— Data listing —

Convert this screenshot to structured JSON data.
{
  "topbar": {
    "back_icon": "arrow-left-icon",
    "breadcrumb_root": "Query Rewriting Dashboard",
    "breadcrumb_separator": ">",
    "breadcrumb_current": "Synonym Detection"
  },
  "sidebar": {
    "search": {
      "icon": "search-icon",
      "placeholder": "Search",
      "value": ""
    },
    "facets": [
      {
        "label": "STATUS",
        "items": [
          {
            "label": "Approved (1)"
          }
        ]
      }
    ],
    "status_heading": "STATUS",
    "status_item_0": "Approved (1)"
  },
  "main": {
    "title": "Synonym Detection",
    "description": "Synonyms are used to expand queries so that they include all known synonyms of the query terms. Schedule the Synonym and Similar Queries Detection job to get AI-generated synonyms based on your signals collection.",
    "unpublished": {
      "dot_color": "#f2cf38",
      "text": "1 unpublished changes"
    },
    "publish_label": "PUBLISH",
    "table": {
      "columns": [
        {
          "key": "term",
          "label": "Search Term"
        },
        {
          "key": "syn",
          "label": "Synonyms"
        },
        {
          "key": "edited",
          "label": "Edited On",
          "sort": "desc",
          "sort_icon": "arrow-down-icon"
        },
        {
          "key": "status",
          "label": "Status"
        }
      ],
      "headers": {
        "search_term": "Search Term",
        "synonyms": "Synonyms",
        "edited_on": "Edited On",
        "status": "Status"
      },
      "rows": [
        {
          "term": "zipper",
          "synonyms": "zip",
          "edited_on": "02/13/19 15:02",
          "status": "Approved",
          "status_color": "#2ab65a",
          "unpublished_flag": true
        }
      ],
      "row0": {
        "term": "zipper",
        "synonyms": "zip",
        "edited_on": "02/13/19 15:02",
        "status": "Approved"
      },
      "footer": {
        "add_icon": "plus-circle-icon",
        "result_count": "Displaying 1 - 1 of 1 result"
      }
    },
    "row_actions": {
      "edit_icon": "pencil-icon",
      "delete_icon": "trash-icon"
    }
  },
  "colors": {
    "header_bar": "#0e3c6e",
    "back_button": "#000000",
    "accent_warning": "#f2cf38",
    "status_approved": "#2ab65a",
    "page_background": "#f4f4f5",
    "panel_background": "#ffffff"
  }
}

— Exercise prompt —
Lines holding the word "arrow" in the entries above are the ones to pull out. Copy them all.

— Task answer —
    "back_icon": "arrow-left-icon",
          "sort_icon": "arrow-down-icon"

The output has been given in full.